• WHAT YOU SHOULD DO
Leave out the pictures and copy everything else in the entries exactly.

• LISTING
>> Begin

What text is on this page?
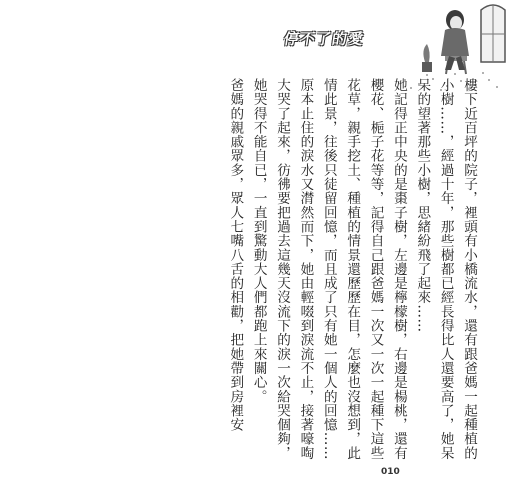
停不了的愛

樓下近百坪的院子，裡頭有小橋流水，還有跟爸媽一起種植的小樹……，經過十年，那些樹都已經長得比人還要高了，她呆呆的望著那些小樹，思緒紛飛了起來……

她記得正中央的是棗子樹，左邊是檸檬樹，右邊是楊桃，還有櫻花、梔子花等等，記得自己跟爸媽一次又一次一起種下這些花草，親手挖土、種植的情景還歷歷在目，怎麼也沒想到，此情此景，往後只徒留回憶，而且成了只有她一個人的回憶……

原本止住的淚水又潸然而下，她由輕啜到淚流不止，接著嚎啕大哭了起來，彷彿要把過去這幾天沒流下的淚一次給哭個夠，她哭得不能自已，一直到驚動大人們都跑上來關心。

爸媽的親戚眾多，眾人七嘴八舌的相勸，把她帶到房裡安

010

>> End

• TASK ANSWER
What text is on this page?
停不了的愛

樓下近百坪的院子，裡頭有小橋流水，還有跟爸媽一起種植的小樹……，經過十年，那些樹都已經長得比人還要高了，她呆呆的望著那些小樹，思緒紛飛了起來……

她記得正中央的是棗子樹，左邊是檸檬樹，右邊是楊桃，還有櫻花、梔子花等等，記得自己跟爸媽一次又一次一起種下這些花草，親手挖土、種植的情景還歷歷在目，怎麼也沒想到，此情此景，往後只徒留回憶，而且成了只有她一個人的回憶……

原本止住的淚水又潸然而下，她由輕啜到淚流不止，接著嚎啕大哭了起來，彷彿要把過去這幾天沒流下的淚一次給哭個夠，她哭得不能自已，一直到驚動大人們都跑上來關心。

爸媽的親戚眾多，眾人七嘴八舌的相勸，把她帶到房裡安

010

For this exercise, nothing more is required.